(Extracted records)
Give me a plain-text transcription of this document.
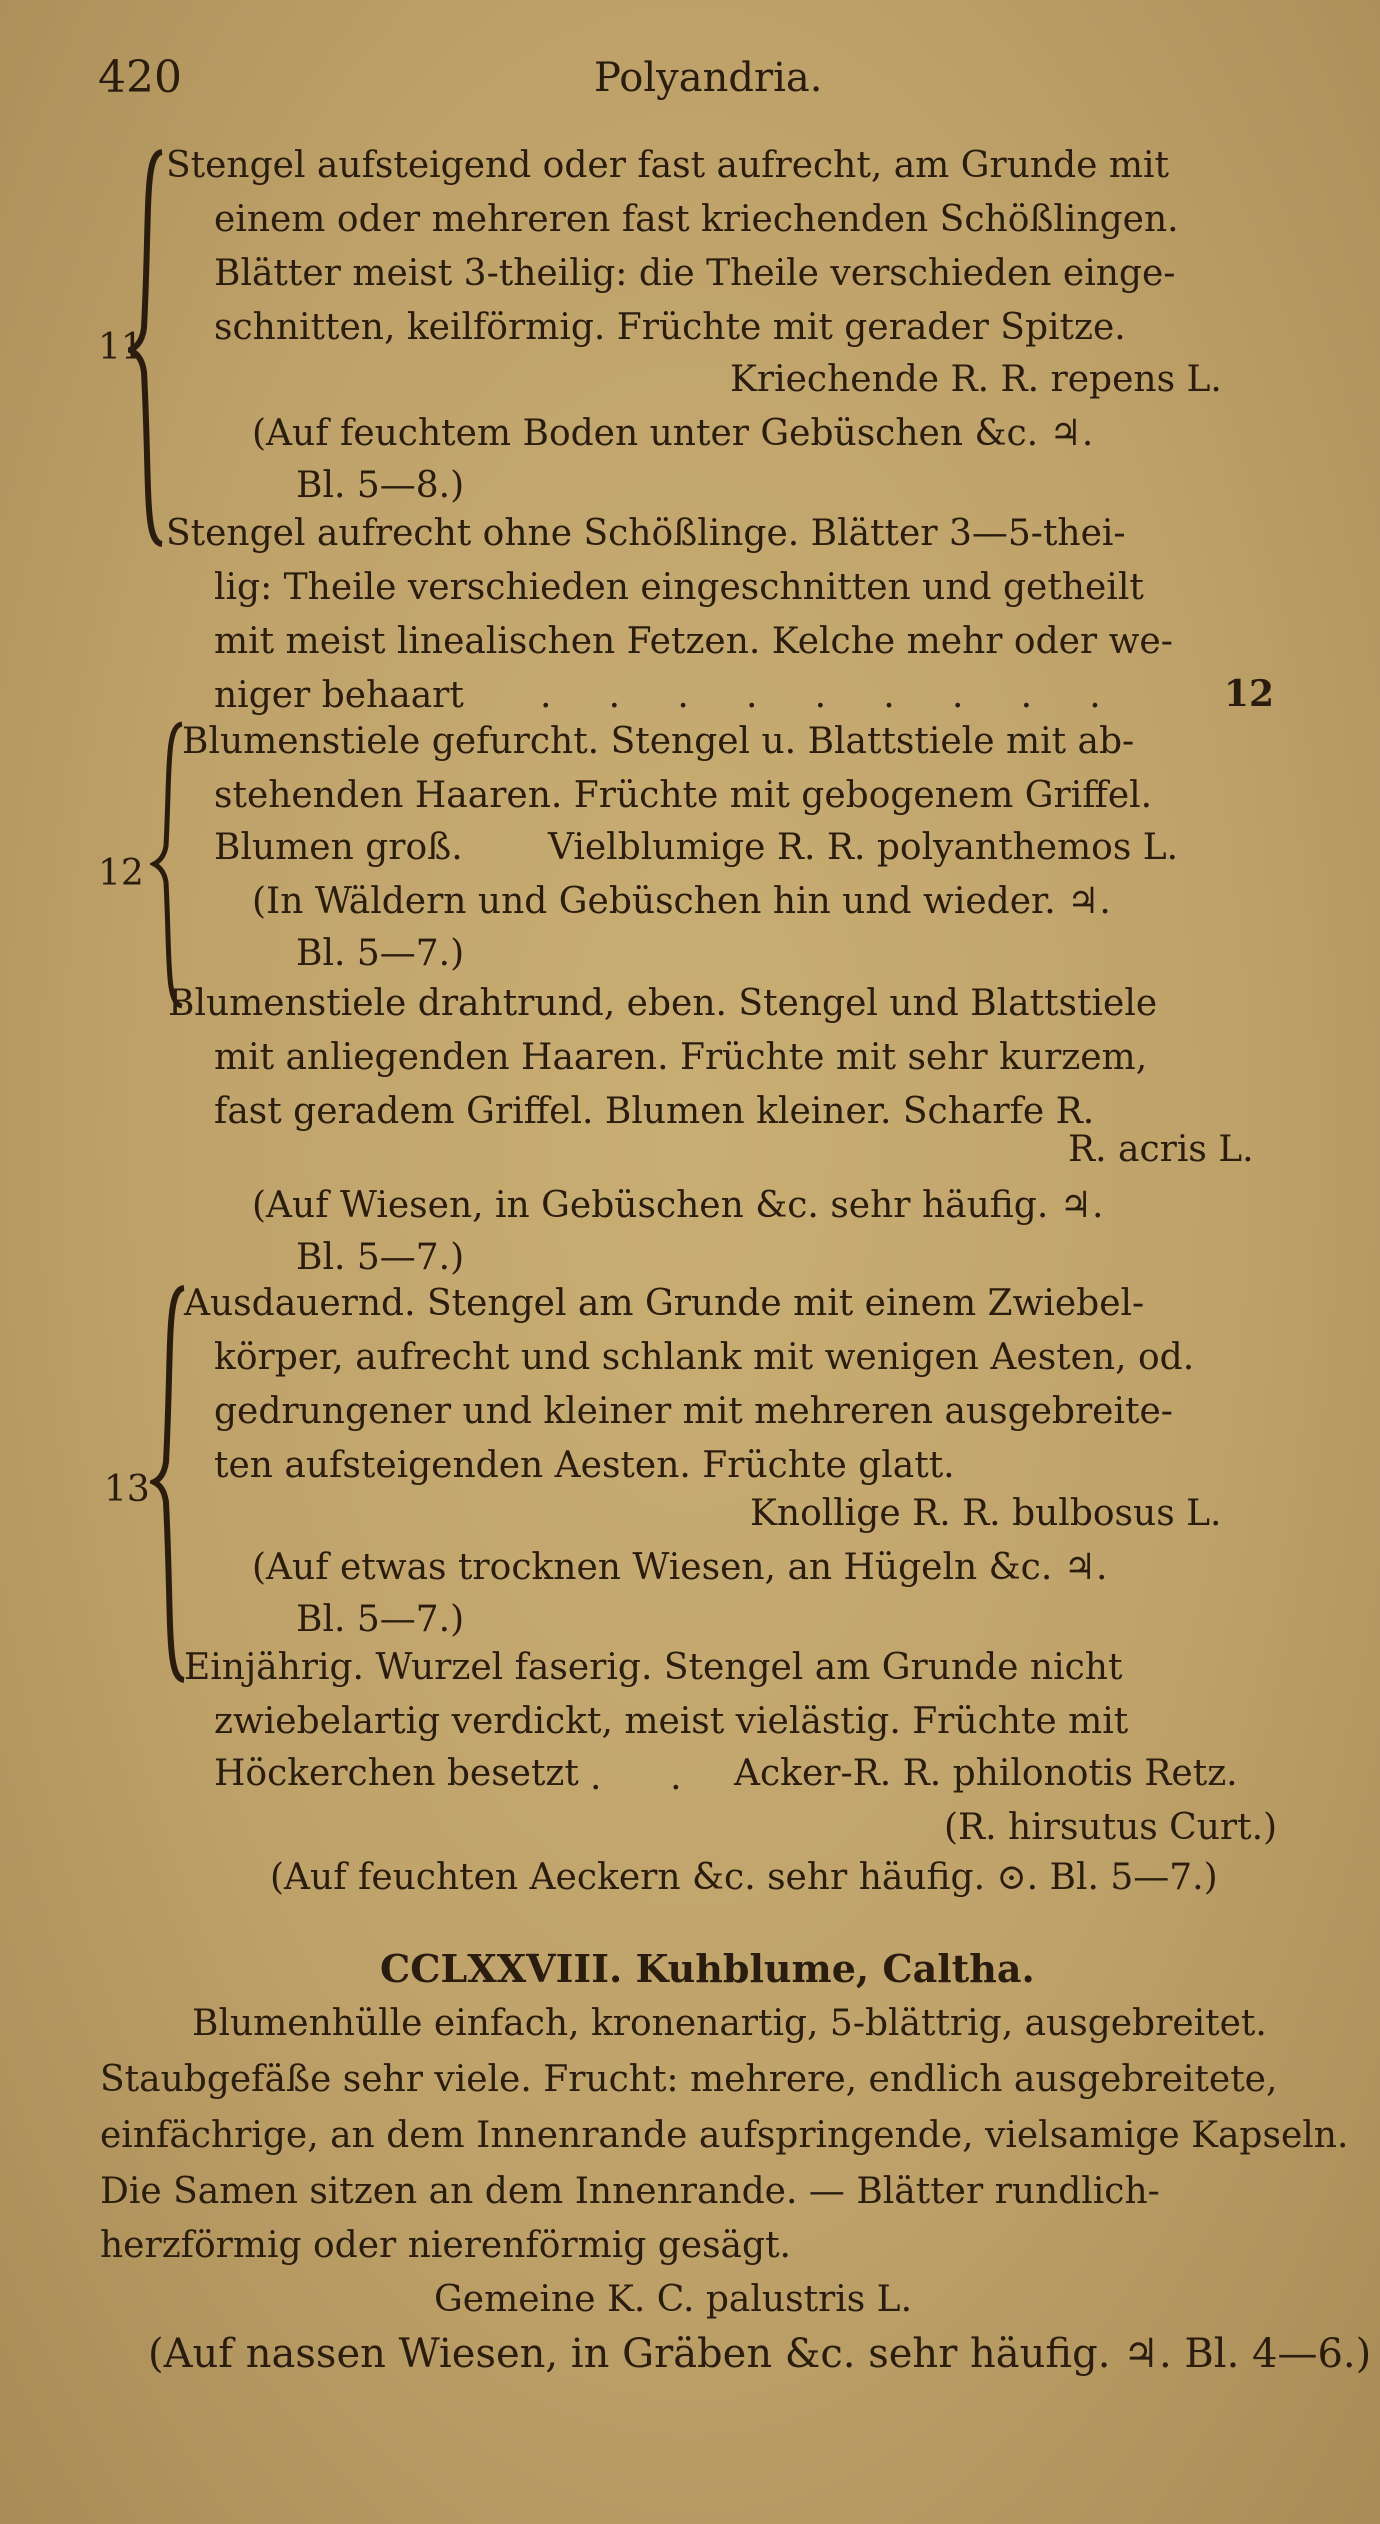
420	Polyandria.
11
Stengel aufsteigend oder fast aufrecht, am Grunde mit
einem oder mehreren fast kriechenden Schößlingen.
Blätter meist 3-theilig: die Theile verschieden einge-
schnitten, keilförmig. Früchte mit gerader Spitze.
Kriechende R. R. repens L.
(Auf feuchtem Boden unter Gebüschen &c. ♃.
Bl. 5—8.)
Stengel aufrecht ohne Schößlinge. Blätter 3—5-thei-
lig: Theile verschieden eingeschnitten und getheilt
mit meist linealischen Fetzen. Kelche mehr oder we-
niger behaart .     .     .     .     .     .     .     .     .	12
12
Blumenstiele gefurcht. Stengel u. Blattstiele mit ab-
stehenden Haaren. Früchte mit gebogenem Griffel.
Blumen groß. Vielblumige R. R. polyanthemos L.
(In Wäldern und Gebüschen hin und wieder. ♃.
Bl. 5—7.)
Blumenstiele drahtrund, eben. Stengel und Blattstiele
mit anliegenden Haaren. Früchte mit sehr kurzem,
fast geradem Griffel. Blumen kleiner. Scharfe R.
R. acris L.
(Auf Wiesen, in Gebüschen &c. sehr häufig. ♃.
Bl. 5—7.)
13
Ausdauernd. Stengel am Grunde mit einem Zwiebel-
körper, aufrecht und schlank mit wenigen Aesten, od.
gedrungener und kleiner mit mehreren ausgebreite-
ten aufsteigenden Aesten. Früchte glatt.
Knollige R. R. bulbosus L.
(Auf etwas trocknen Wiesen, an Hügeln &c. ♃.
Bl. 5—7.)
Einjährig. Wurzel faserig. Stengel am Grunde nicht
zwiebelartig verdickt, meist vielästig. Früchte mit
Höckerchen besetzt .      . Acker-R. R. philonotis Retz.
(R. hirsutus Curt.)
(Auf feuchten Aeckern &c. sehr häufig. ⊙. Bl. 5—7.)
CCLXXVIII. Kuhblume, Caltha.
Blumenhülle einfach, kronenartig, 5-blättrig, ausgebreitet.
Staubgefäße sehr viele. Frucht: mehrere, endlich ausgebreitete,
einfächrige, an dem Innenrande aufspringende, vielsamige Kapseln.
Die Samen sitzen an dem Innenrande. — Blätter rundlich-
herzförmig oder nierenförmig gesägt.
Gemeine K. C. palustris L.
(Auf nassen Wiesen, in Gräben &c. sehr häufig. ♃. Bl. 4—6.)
==
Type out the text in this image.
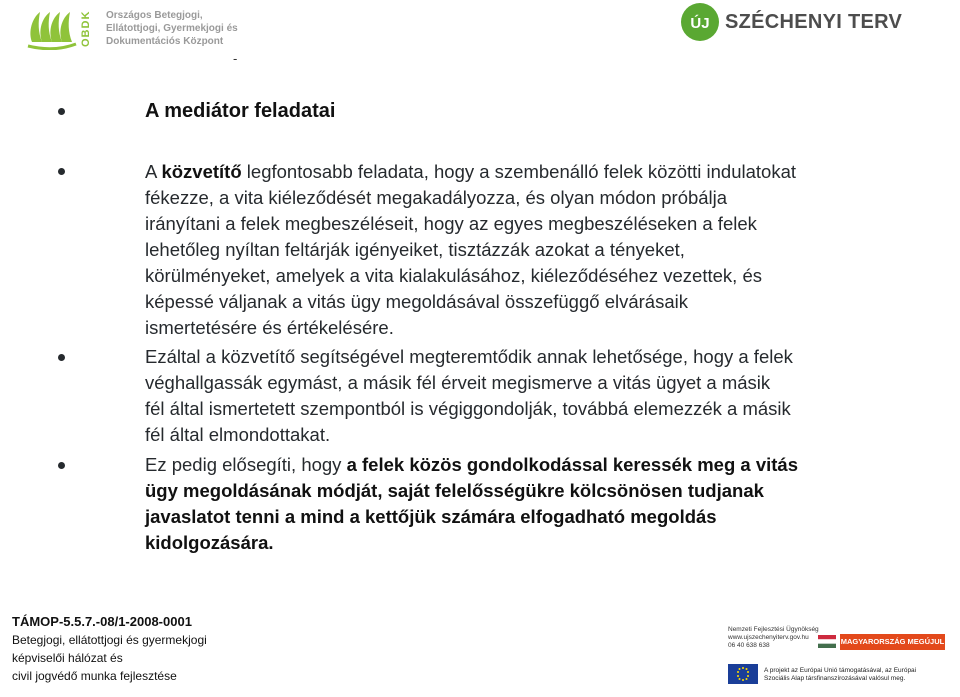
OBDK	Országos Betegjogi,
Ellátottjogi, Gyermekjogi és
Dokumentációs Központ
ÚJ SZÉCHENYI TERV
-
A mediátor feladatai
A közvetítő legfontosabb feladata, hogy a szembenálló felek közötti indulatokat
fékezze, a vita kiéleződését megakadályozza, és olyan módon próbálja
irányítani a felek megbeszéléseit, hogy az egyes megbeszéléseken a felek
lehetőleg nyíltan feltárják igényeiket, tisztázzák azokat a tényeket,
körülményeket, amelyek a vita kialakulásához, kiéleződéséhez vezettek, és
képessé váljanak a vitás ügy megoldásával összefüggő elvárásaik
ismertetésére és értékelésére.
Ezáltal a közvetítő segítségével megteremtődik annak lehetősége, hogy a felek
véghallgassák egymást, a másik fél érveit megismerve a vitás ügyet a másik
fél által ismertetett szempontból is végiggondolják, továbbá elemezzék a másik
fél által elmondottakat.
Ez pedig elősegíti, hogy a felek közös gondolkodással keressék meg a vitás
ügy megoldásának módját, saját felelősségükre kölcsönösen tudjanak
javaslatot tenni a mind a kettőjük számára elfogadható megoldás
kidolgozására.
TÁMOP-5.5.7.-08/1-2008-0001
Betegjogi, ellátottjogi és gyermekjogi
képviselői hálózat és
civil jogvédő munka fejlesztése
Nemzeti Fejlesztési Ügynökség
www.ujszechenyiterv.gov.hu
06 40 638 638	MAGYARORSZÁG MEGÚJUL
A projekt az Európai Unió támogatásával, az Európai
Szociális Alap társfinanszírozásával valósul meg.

• _What needs to be done_
From the entries above, return each line with the word "text" in it.

• _Task answer_
Give me a plain-text transcription of this document.
Type out the text in this image.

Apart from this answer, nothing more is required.